- [Set exercise]:
Copy each line of the entries beneath that contains the word "title".

Figure content listings
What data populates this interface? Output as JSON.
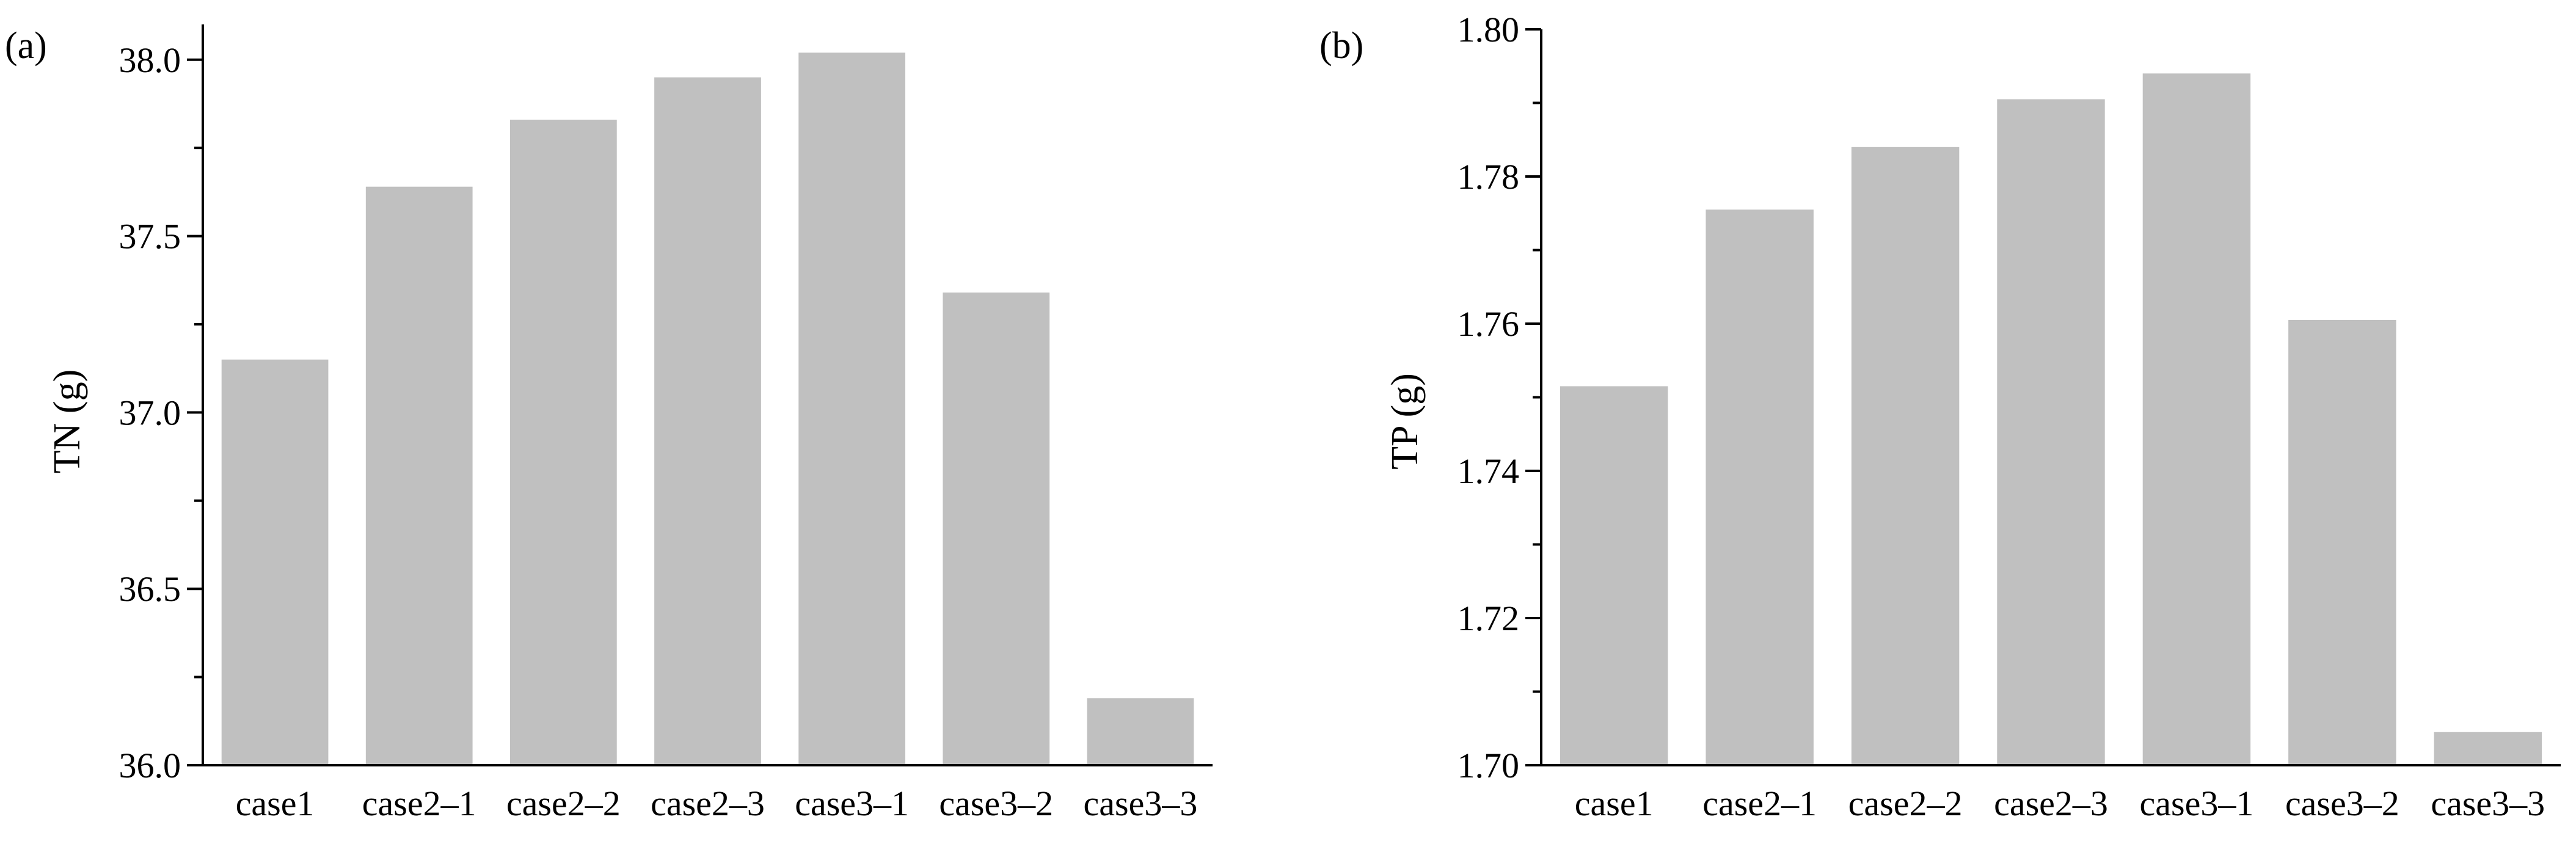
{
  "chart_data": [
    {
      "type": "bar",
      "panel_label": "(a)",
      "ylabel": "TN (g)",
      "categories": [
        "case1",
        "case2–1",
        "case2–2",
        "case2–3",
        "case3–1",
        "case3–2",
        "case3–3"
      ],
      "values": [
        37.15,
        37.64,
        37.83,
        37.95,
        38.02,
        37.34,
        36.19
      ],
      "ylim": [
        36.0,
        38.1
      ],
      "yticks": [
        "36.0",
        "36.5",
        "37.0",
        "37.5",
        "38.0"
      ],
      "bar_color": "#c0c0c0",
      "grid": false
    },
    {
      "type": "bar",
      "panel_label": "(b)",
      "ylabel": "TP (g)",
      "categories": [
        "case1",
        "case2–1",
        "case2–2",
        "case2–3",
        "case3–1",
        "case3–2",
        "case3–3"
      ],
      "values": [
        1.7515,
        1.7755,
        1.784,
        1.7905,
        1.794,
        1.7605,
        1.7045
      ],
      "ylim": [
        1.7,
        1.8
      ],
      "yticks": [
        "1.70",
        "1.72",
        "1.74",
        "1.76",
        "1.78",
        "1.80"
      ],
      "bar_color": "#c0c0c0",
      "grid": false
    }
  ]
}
--
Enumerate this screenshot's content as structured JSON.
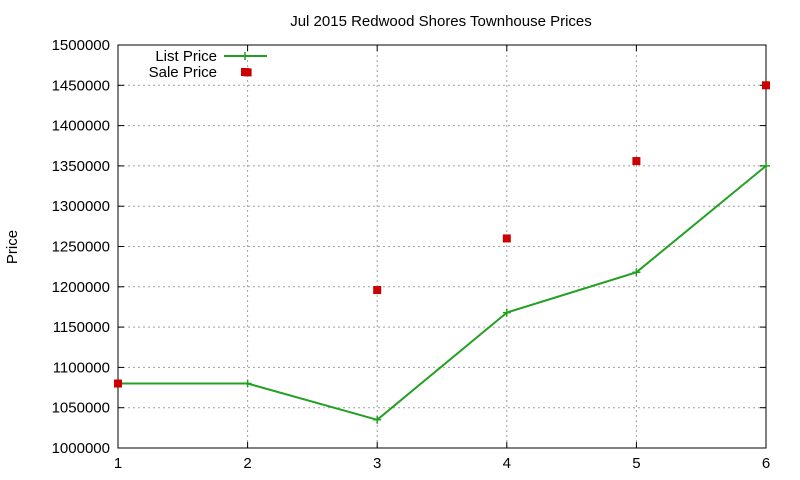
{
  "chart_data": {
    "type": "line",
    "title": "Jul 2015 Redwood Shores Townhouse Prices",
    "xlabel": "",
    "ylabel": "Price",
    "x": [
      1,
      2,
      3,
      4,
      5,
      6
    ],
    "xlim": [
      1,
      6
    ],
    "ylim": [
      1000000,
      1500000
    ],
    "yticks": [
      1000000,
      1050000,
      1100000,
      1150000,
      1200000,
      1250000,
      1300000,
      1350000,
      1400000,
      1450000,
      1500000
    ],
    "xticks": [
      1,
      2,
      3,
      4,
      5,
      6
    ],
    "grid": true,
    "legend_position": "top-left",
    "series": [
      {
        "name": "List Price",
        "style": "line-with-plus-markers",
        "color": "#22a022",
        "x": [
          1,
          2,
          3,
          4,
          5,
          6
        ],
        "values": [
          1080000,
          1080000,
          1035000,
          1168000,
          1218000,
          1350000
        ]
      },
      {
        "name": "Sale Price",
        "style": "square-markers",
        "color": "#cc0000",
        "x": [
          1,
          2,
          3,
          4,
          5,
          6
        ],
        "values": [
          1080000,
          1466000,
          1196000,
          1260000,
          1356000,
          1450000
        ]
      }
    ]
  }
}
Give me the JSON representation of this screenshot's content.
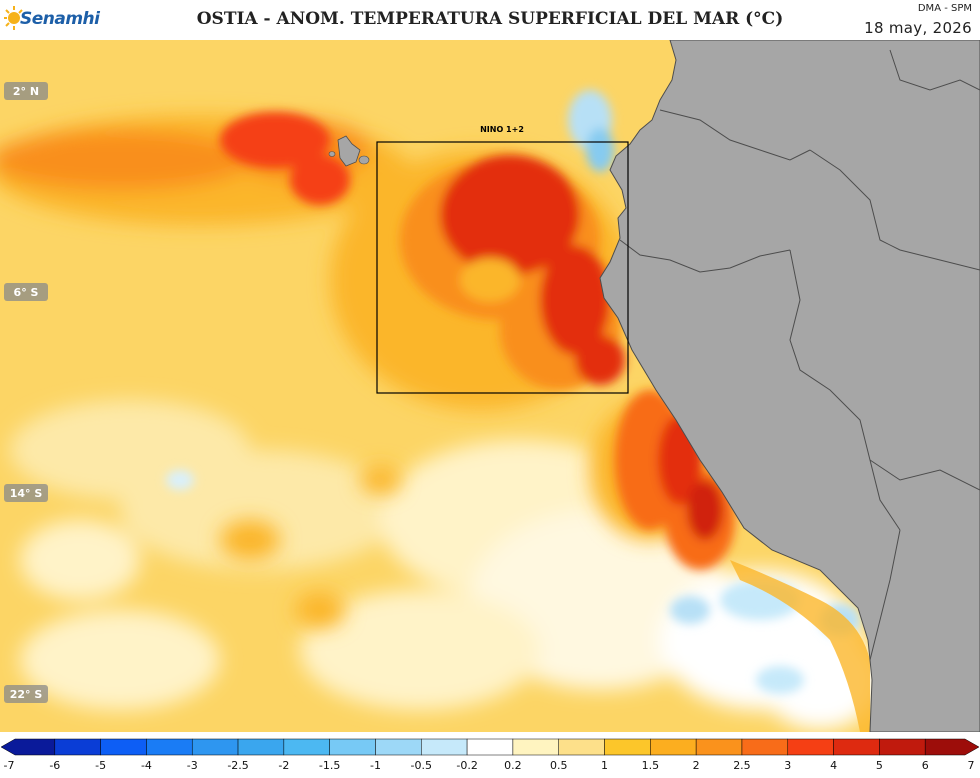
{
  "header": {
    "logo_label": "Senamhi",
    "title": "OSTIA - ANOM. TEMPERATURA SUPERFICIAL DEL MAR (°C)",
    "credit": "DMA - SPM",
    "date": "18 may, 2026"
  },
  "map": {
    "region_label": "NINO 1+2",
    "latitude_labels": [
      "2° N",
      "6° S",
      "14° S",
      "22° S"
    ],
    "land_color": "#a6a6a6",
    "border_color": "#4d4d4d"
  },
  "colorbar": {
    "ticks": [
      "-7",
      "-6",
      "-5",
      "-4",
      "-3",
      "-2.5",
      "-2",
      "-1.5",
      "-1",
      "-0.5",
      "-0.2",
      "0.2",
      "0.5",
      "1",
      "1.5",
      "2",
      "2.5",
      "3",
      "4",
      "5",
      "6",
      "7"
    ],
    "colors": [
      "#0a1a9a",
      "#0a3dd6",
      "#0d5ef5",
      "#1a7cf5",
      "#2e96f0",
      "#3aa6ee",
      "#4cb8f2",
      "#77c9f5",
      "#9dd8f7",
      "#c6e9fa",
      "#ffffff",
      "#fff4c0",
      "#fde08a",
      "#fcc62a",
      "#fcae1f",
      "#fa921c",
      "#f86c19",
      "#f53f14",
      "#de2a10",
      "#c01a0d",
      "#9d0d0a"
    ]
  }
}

- [Solution for this problem]:
    "title": "Jul 2015 Redwood Shores Townhouse Prices",
    "title": "OSTIA - ANOM. TEMPERATURA SUPERFICIAL DEL MAR (°C)",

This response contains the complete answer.